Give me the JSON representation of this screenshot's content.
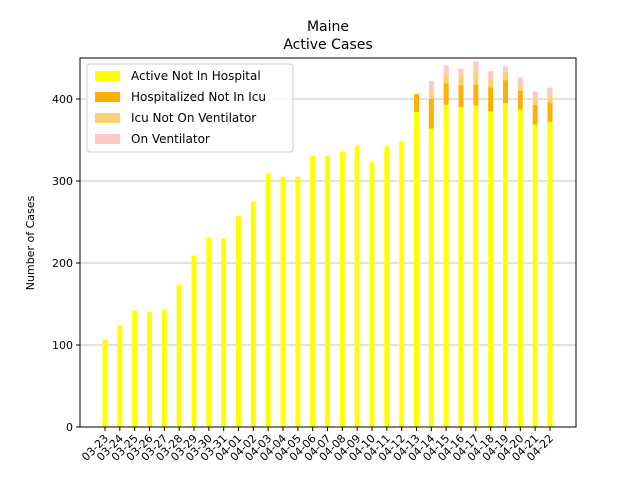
{
  "chart_data": {
    "type": "bar",
    "stacked": true,
    "title": "Maine",
    "subtitle": "Active Cases",
    "xlabel": "",
    "ylabel": "Number of Cases",
    "ylim": [
      0,
      450
    ],
    "yticks": [
      0,
      100,
      200,
      300,
      400
    ],
    "grid": "horizontal",
    "legend_position": "top-left",
    "categories": [
      "03-23",
      "03-24",
      "03-25",
      "03-26",
      "03-27",
      "03-28",
      "03-29",
      "03-30",
      "03-31",
      "04-01",
      "04-02",
      "04-03",
      "04-04",
      "04-05",
      "04-06",
      "04-07",
      "04-08",
      "04-09",
      "04-10",
      "04-11",
      "04-12",
      "04-13",
      "04-14",
      "04-15",
      "04-16",
      "04-17",
      "04-18",
      "04-19",
      "04-20",
      "04-21",
      "04-22"
    ],
    "series": [
      {
        "name": "Active Not In Hospital",
        "color": "#ffff00",
        "values": [
          107,
          124,
          142,
          140,
          143,
          174,
          209,
          231,
          230,
          257,
          275,
          309,
          305,
          305,
          331,
          331,
          336,
          343,
          323,
          342,
          348,
          384,
          364,
          393,
          390,
          392,
          385,
          395,
          387,
          369,
          372
        ]
      },
      {
        "name": "Hospitalized Not In Icu",
        "color": "#ffb000",
        "values": [
          0,
          0,
          0,
          0,
          0,
          0,
          0,
          0,
          0,
          0,
          0,
          0,
          0,
          0,
          0,
          0,
          0,
          0,
          0,
          0,
          0,
          22,
          36,
          26,
          27,
          26,
          29,
          28,
          23,
          24,
          24
        ]
      },
      {
        "name": "Icu Not On Ventilator",
        "color": "#ffd070",
        "values": [
          0,
          0,
          0,
          0,
          0,
          0,
          0,
          0,
          0,
          0,
          0,
          0,
          0,
          0,
          0,
          0,
          0,
          0,
          0,
          0,
          0,
          0,
          12,
          12,
          12,
          16,
          10,
          10,
          7,
          8,
          9
        ]
      },
      {
        "name": "On Ventilator",
        "color": "#ffc8c8",
        "values": [
          0,
          0,
          0,
          0,
          0,
          0,
          0,
          0,
          0,
          0,
          0,
          0,
          0,
          0,
          0,
          0,
          0,
          0,
          0,
          0,
          0,
          0,
          10,
          10,
          8,
          12,
          10,
          7,
          9,
          8,
          9
        ]
      }
    ]
  }
}
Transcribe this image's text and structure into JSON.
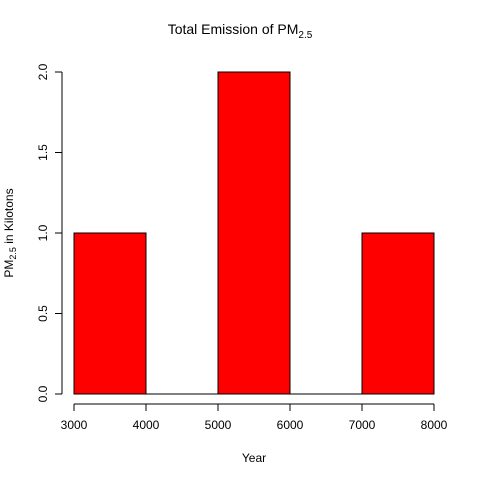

[WRITTEN PROBLEM]: Reproduce the whole listing exactly, but not the images in it.

[FINISHED EXERCISE]:
Give me the JSON representation of this screenshot's content.
{
  "chart_data": {
    "type": "bar",
    "stacked": true,
    "title": "Maine",
    "subtitle": "Active Cases",
    "xlabel": "",
    "ylabel": "Number of Cases",
    "ylim": [
      0,
      450
    ],
    "yticks": [
      0,
      100,
      200,
      300,
      400
    ],
    "grid": "horizontal",
    "legend_position": "top-left",
    "categories": [
      "03-23",
      "03-24",
      "03-25",
      "03-26",
      "03-27",
      "03-28",
      "03-29",
      "03-30",
      "03-31",
      "04-01",
      "04-02",
      "04-03",
      "04-04",
      "04-05",
      "04-06",
      "04-07",
      "04-08",
      "04-09",
      "04-10",
      "04-11",
      "04-12",
      "04-13",
      "04-14",
      "04-15",
      "04-16",
      "04-17",
      "04-18",
      "04-19",
      "04-20",
      "04-21",
      "04-22"
    ],
    "series": [
      {
        "name": "Active Not In Hospital",
        "color": "#ffff00",
        "values": [
          107,
          124,
          142,
          140,
          143,
          174,
          209,
          231,
          230,
          257,
          275,
          309,
          305,
          305,
          331,
          331,
          336,
          343,
          323,
          342,
          348,
          384,
          364,
          393,
          390,
          392,
          385,
          395,
          387,
          369,
          372
        ]
      },
      {
        "name": "Hospitalized Not In Icu",
        "color": "#ffb000",
        "values": [
          0,
          0,
          0,
          0,
          0,
          0,
          0,
          0,
          0,
          0,
          0,
          0,
          0,
          0,
          0,
          0,
          0,
          0,
          0,
          0,
          0,
          22,
          36,
          26,
          27,
          26,
          29,
          28,
          23,
          24,
          24
        ]
      },
      {
        "name": "Icu Not On Ventilator",
        "color": "#ffd070",
        "values": [
          0,
          0,
          0,
          0,
          0,
          0,
          0,
          0,
          0,
          0,
          0,
          0,
          0,
          0,
          0,
          0,
          0,
          0,
          0,
          0,
          0,
          0,
          12,
          12,
          12,
          16,
          10,
          10,
          7,
          8,
          9
        ]
      },
      {
        "name": "On Ventilator",
        "color": "#ffc8c8",
        "values": [
          0,
          0,
          0,
          0,
          0,
          0,
          0,
          0,
          0,
          0,
          0,
          0,
          0,
          0,
          0,
          0,
          0,
          0,
          0,
          0,
          0,
          0,
          10,
          10,
          8,
          12,
          10,
          7,
          9,
          8,
          9
        ]
      }
    ]
  }
}
Transcribe this image's text and structure into JSON.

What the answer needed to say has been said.